Problem statement:
For the listing below, give the number of lines in which "explanation" occurs. Add nothing.

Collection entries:

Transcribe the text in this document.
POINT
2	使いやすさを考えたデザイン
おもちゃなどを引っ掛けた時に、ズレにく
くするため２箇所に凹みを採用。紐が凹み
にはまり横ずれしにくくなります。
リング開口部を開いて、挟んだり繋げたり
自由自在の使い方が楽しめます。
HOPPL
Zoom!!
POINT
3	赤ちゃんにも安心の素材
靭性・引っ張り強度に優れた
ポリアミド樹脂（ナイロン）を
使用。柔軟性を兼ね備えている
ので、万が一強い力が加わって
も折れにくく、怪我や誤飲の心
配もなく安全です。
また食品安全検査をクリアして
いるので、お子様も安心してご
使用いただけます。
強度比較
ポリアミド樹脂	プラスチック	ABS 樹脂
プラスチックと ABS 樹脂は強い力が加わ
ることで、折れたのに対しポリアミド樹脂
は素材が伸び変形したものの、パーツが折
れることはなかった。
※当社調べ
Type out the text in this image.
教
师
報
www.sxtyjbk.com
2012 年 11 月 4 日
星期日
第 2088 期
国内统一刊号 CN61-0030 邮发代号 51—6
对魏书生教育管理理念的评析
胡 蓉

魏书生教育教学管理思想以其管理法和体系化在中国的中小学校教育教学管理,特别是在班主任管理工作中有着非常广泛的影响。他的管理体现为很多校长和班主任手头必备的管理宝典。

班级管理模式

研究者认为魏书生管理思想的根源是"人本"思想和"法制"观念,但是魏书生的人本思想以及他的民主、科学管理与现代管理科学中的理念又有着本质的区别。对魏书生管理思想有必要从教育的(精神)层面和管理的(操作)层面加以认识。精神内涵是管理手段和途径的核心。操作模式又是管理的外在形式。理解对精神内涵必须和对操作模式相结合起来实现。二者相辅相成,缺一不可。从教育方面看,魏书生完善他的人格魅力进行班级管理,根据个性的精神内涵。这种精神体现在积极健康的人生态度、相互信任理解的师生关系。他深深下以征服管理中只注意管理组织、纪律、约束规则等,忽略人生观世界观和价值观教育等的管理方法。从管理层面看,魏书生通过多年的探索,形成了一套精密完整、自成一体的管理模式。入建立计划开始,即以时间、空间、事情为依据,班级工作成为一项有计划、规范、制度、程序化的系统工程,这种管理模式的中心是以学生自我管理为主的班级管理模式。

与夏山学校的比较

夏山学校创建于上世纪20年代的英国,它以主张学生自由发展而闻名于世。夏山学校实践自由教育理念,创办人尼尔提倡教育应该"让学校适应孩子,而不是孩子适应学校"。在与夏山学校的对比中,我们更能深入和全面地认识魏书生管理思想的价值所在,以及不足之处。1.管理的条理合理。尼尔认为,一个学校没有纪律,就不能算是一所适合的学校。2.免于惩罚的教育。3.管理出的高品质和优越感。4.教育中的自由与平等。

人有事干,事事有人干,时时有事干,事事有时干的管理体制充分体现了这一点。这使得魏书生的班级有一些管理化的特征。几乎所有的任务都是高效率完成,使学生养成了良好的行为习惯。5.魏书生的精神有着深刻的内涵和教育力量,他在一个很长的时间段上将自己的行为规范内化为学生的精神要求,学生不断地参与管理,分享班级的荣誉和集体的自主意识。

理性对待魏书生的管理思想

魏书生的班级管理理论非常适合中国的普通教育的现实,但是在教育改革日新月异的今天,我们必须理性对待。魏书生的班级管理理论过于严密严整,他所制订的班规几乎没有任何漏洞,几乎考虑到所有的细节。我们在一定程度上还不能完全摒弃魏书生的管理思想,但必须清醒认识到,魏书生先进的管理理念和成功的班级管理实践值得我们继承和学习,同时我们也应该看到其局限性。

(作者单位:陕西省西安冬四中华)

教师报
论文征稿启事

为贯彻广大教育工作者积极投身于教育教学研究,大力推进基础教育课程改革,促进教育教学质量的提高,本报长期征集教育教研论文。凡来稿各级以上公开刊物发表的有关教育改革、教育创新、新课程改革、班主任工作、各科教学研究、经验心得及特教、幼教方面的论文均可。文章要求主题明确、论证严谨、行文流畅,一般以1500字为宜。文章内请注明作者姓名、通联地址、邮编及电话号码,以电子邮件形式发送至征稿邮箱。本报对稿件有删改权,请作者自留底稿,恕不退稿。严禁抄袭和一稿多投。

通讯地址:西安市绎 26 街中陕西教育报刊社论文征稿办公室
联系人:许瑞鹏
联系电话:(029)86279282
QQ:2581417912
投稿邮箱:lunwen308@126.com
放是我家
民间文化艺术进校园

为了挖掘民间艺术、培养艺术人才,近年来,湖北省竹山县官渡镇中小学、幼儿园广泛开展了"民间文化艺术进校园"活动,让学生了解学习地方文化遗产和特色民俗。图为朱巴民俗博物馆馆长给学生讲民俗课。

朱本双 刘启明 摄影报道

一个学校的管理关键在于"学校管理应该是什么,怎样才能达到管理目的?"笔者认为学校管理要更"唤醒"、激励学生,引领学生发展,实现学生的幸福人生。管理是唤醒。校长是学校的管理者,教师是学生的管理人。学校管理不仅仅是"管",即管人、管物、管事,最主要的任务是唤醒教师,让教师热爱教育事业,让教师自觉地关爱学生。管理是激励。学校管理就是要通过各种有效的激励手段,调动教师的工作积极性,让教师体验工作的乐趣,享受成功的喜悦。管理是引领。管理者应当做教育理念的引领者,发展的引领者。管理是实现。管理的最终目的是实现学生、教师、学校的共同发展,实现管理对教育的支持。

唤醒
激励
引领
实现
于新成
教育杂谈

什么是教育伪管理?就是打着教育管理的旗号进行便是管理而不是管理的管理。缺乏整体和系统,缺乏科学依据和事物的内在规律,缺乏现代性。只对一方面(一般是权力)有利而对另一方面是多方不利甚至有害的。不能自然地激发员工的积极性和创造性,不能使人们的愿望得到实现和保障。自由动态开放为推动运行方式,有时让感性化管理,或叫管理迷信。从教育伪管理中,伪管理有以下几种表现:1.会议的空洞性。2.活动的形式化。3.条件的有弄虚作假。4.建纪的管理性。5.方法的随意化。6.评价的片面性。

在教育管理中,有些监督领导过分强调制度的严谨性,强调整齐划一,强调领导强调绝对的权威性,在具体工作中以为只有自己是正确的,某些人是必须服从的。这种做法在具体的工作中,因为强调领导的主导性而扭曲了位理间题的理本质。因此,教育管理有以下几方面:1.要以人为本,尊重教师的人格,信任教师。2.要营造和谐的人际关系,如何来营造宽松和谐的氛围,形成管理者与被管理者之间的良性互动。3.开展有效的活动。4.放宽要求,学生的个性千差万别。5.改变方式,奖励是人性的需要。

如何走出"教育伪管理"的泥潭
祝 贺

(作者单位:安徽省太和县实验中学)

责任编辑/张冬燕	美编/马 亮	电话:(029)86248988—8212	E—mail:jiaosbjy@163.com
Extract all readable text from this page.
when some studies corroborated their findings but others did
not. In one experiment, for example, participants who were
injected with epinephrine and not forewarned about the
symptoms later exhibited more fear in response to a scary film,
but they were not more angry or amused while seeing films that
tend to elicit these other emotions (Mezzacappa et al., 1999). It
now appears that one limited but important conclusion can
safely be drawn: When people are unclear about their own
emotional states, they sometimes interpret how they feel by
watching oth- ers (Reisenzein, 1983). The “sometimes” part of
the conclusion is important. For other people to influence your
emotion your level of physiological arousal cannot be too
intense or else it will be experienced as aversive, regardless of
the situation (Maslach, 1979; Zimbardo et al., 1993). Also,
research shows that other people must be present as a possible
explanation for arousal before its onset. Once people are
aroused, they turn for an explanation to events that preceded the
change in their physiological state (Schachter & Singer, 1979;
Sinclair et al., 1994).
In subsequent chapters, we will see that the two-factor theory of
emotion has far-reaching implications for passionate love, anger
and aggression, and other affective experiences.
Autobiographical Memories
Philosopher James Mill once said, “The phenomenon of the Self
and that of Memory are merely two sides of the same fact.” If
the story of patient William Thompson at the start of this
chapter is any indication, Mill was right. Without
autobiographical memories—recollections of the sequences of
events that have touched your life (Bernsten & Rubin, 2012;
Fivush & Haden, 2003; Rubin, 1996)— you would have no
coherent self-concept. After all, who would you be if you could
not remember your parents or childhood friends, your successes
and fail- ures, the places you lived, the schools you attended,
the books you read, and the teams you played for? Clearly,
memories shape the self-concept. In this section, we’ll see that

Output of the exercise:
2